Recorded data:
********************

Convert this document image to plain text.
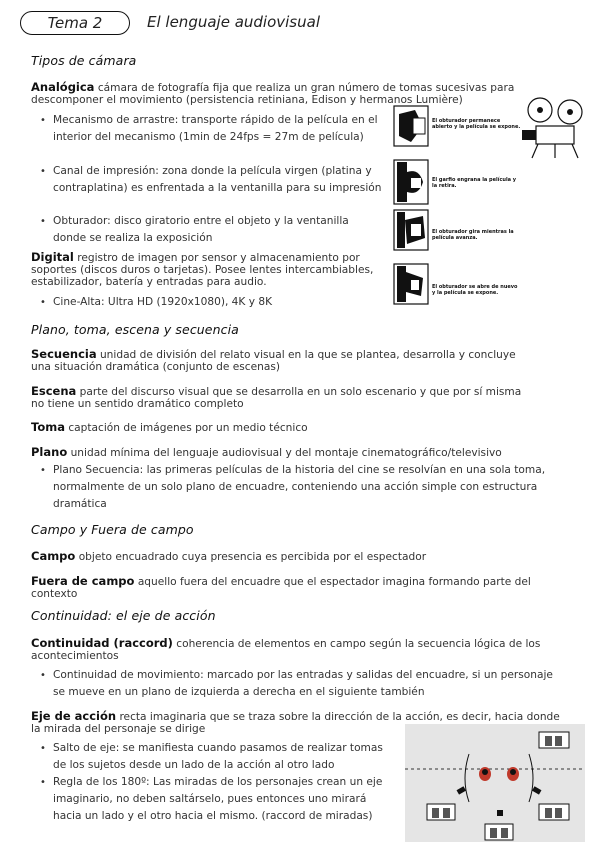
Tema 2	El lenguaje audiovisual
Tipos de cámara
Analógica cámara de fotografía fija que realiza un gran número de tomas sucesivas para descomponer el movimiento (persistencia retiniana, Edison y hermanos Lumière)
• Mecanismo de arrastre: transporte rápido de la película en el interior del mecanismo (1min de 24fps = 27m de película)
• Canal de impresión: zona donde la película virgen (platina y contraplatina) es enfrentada a la ventanilla para su impresión
• Obturador: disco giratorio entre el objeto y la ventanilla donde se realiza la exposición
Digital registro de imagen por sensor y almacenamiento por soportes (discos duros o tarjetas). Posee lentes intercambiables, estabilizador, batería y entradas para audio.
• Cine-Alta: Ultra HD (1920x1080), 4K y 8K
El obturador permanece abierto y la película se expone.
El garfio engrana la película y la retira.
El obturador gira mientras la película avanza.
El obturador se abre de nuevo y la película se expone.
Plano, toma, escena y secuencia
Secuencia unidad de división del relato visual en la que se plantea, desarrolla y concluye una situación dramática (conjunto de escenas)
Escena parte del discurso visual que se desarrolla en un solo escenario y que por sí misma no tiene un sentido dramático completo
Toma captación de imágenes por un medio técnico
Plano unidad mínima del lenguaje audiovisual y del montaje cinematográfico/televisivo
• Plano Secuencia: las primeras películas de la historia del cine se resolvían en una sola toma, normalmente de un solo plano de encuadre, conteniendo una acción simple con estructura dramática
Campo y Fuera de campo
Campo objeto encuadrado cuya presencia es percibida por el espectador
Fuera de campo aquello fuera del encuadre que el espectador imagina formando parte del contexto
Continuidad: el eje de acción
Continuidad (raccord) coherencia de elementos en campo según la secuencia lógica de los acontecimientos
• Continuidad de movimiento: marcado por las entradas y salidas del encuadre, si un personaje se mueve en un plano de izquierda a derecha en el siguiente también
Eje de acción recta imaginaria que se traza sobre la dirección de la acción, es decir, hacia donde la mirada del personaje se dirige
• Salto de eje: se manifiesta cuando pasamos de realizar tomas de los sujetos desde un lado de la acción al otro lado
• Regla de los 180º: Las miradas de los personajes crean un eje imaginario, no deben saltárselo, pues entonces uno mirará hacia un lado y el otro hacia el mismo. (raccord de miradas)
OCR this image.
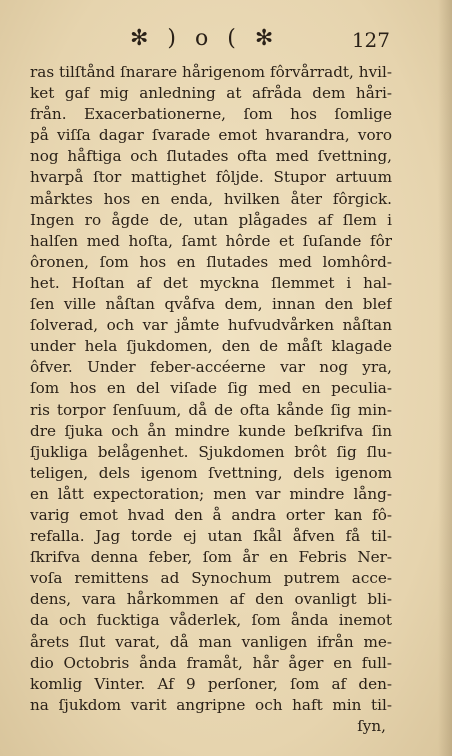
✻ ) o ( ✻	127
ras tilſtånd ſnarare hårigenom fôrvårradt, hvil-
ket gaf mig anledning at afråda dem håri-
från. Exacerbationerne, ſom hos ſomlige
på viſſa dagar ſvarade emot hvarandra, voro
nog håftiga och ſlutades ofta med ſvettning,
hvarpå ſtor mattighet fôljde. Stupor artuum
mårktes hos en enda, hvilken åter fôrgick.
Ingen ro ågde de, utan plågades af ſlem i
halſen med hoſta, ſamt hôrde et ſuſande fôr
ôronen, ſom hos en ſlutades med lomhôrd-
het. Hoſtan af det myckna ſlemmet i hal-
ſen ville nåſtan qvåfva dem, innan den blef
ſolverad, och var jåmte hufvudvårken nåſtan
under hela ſjukdomen, den de måſt klagade
ôfver. Under feber-accéerne var nog yra,
ſom hos en del viſade ſig med en peculia-
ris torpor ſenſuum, då de ofta kånde ſig min-
dre ſjuka och ån mindre kunde beſkrifva ſin
ſjukliga belågenhet. Sjukdomen brôt ſig ſlu-
teligen, dels igenom ſvettning, dels igenom
en lått expectoration; men var mindre lång-
varig emot hvad den å andra orter kan fô-
refalla. Jag torde ej utan ſkål åfven få til-
ſkrifva denna feber, ſom år en Febris Ner-
voſa remittens ad Synochum putrem acce-
dens, vara hårkommen af den ovanligt bli-
da och fucktiga våderlek, ſom ånda inemot
årets ſlut varat, då man vanligen ifrån me-
dio Octobris ånda framåt, hår åger en full-
komlig Vinter. Af 9 perſoner, ſom af den-
na ſjukdom varit angripne och haft min til-
ſyn,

********************

- [What to do] A faithful, complete copy of the records above is required, one that contains no pictures.

- [Response to the exercise]
Convert this document image to plain text.
Tema 2	El lenguaje audiovisual
Tipos de cámara
Analógica cámara de fotografía fija que realiza un gran número de tomas sucesivas para descomponer el movimiento (persistencia retiniana, Edison y hermanos Lumière)
• Mecanismo de arrastre: transporte rápido de la película en el interior del mecanismo (1min de 24fps = 27m de película)
• Canal de impresión: zona donde la película virgen (platina y contraplatina) es enfrentada a la ventanilla para su impresión
• Obturador: disco giratorio entre el objeto y la ventanilla donde se realiza la exposición
Digital registro de imagen por sensor y almacenamiento por soportes (discos duros o tarjetas). Posee lentes intercambiables, estabilizador, batería y entradas para audio.
• Cine-Alta: Ultra HD (1920x1080), 4K y 8K
El obturador permanece abierto y la película se expone.
El garfio engrana la película y la retira.
El obturador gira mientras la película avanza.
El obturador se abre de nuevo y la película se expone.
Plano, toma, escena y secuencia
Secuencia unidad de división del relato visual en la que se plantea, desarrolla y concluye una situación dramática (conjunto de escenas)
Escena parte del discurso visual que se desarrolla en un solo escenario y que por sí misma no tiene un sentido dramático completo
Toma captación de imágenes por un medio técnico
Plano unidad mínima del lenguaje audiovisual y del montaje cinematográfico/televisivo
• Plano Secuencia: las primeras películas de la historia del cine se resolvían en una sola toma, normalmente de un solo plano de encuadre, conteniendo una acción simple con estructura dramática
Campo y Fuera de campo
Campo objeto encuadrado cuya presencia es percibida por el espectador
Fuera de campo aquello fuera del encuadre que el espectador imagina formando parte del contexto
Continuidad: el eje de acción
Continuidad (raccord) coherencia de elementos en campo según la secuencia lógica de los acontecimientos
• Continuidad de movimiento: marcado por las entradas y salidas del encuadre, si un personaje se mueve en un plano de izquierda a derecha en el siguiente también
Eje de acción recta imaginaria que se traza sobre la dirección de la acción, es decir, hacia donde la mirada del personaje se dirige
• Salto de eje: se manifiesta cuando pasamos de realizar tomas de los sujetos desde un lado de la acción al otro lado
• Regla de los 180º: Las miradas de los personajes crean un eje imaginario, no deben saltárselo, pues entonces uno mirará hacia un lado y el otro hacia el mismo. (raccord de miradas)
OCR this image.
✻ ) o ( ✻	127
ras tilſtånd ſnarare hårigenom fôrvårradt, hvil-
ket gaf mig anledning at afråda dem håri-
från. Exacerbationerne, ſom hos ſomlige
på viſſa dagar ſvarade emot hvarandra, voro
nog håftiga och ſlutades ofta med ſvettning,
hvarpå ſtor mattighet fôljde. Stupor artuum
mårktes hos en enda, hvilken åter fôrgick.
Ingen ro ågde de, utan plågades af ſlem i
halſen med hoſta, ſamt hôrde et ſuſande fôr
ôronen, ſom hos en ſlutades med lomhôrd-
het. Hoſtan af det myckna ſlemmet i hal-
ſen ville nåſtan qvåfva dem, innan den blef
ſolverad, och var jåmte hufvudvårken nåſtan
under hela ſjukdomen, den de måſt klagade
ôfver. Under feber-accéerne var nog yra,
ſom hos en del viſade ſig med en peculia-
ris torpor ſenſuum, då de ofta kånde ſig min-
dre ſjuka och ån mindre kunde beſkrifva ſin
ſjukliga belågenhet. Sjukdomen brôt ſig ſlu-
teligen, dels igenom ſvettning, dels igenom
en lått expectoration; men var mindre lång-
varig emot hvad den å andra orter kan fô-
refalla. Jag torde ej utan ſkål åfven få til-
ſkrifva denna feber, ſom år en Febris Ner-
voſa remittens ad Synochum putrem acce-
dens, vara hårkommen af den ovanligt bli-
da och fucktiga våderlek, ſom ånda inemot
årets ſlut varat, då man vanligen ifrån me-
dio Octobris ånda framåt, hår åger en full-
komlig Vinter. Af 9 perſoner, ſom af den-
na ſjukdom varit angripne och haft min til-
ſyn,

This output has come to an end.